[Saved entries]
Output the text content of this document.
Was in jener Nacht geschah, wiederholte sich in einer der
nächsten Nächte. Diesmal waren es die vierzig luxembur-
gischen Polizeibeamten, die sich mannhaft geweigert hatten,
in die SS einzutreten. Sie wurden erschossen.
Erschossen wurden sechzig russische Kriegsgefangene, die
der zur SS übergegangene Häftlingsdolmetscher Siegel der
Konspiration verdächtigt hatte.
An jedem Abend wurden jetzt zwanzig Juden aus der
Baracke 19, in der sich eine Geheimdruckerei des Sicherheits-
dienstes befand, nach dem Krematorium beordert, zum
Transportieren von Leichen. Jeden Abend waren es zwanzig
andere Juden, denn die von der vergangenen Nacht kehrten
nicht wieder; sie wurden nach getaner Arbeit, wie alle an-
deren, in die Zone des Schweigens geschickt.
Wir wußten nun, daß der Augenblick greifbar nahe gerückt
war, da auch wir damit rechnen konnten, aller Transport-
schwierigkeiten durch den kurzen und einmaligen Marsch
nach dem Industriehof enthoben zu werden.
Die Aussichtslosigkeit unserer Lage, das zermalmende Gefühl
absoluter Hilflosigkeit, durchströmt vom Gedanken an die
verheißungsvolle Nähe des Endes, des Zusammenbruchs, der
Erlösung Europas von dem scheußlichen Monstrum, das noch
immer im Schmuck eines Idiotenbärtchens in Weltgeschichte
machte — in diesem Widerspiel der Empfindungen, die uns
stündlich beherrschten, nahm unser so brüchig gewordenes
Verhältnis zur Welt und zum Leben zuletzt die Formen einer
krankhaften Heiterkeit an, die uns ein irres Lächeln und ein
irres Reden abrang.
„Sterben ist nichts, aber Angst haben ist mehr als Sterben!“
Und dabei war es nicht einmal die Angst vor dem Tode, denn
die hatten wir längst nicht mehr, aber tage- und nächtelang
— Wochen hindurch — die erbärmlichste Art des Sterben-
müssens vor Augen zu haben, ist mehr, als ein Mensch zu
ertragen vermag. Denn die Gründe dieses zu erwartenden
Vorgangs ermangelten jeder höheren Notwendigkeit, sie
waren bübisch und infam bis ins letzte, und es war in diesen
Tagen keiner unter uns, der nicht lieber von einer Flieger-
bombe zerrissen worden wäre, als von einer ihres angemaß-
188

Work instructions: Return the entries in full, keeping every line exactly as it is.

Exercise result:
Output the text content of this document.
Was in jener Nacht geschah, wiederholte sich in einer der
nächsten Nächte. Diesmal waren es die vierzig luxembur-
gischen Polizeibeamten, die sich mannhaft geweigert hatten,
in die SS einzutreten. Sie wurden erschossen.
Erschossen wurden sechzig russische Kriegsgefangene, die
der zur SS übergegangene Häftlingsdolmetscher Siegel der
Konspiration verdächtigt hatte.
An jedem Abend wurden jetzt zwanzig Juden aus der
Baracke 19, in der sich eine Geheimdruckerei des Sicherheits-
dienstes befand, nach dem Krematorium beordert, zum
Transportieren von Leichen. Jeden Abend waren es zwanzig
andere Juden, denn die von der vergangenen Nacht kehrten
nicht wieder; sie wurden nach getaner Arbeit, wie alle an-
deren, in die Zone des Schweigens geschickt.
Wir wußten nun, daß der Augenblick greifbar nahe gerückt
war, da auch wir damit rechnen konnten, aller Transport-
schwierigkeiten durch den kurzen und einmaligen Marsch
nach dem Industriehof enthoben zu werden.
Die Aussichtslosigkeit unserer Lage, das zermalmende Gefühl
absoluter Hilflosigkeit, durchströmt vom Gedanken an die
verheißungsvolle Nähe des Endes, des Zusammenbruchs, der
Erlösung Europas von dem scheußlichen Monstrum, das noch
immer im Schmuck eines Idiotenbärtchens in Weltgeschichte
machte — in diesem Widerspiel der Empfindungen, die uns
stündlich beherrschten, nahm unser so brüchig gewordenes
Verhältnis zur Welt und zum Leben zuletzt die Formen einer
krankhaften Heiterkeit an, die uns ein irres Lächeln und ein
irres Reden abrang.
„Sterben ist nichts, aber Angst haben ist mehr als Sterben!“
Und dabei war es nicht einmal die Angst vor dem Tode, denn
die hatten wir längst nicht mehr, aber tage- und nächtelang
— Wochen hindurch — die erbärmlichste Art des Sterben-
müssens vor Augen zu haben, ist mehr, als ein Mensch zu
ertragen vermag. Denn die Gründe dieses zu erwartenden
Vorgangs ermangelten jeder höheren Notwendigkeit, sie
waren bübisch und infam bis ins letzte, und es war in diesen
Tagen keiner unter uns, der nicht lieber von einer Flieger-
bombe zerrissen worden wäre, als von einer ihres angemaß-
188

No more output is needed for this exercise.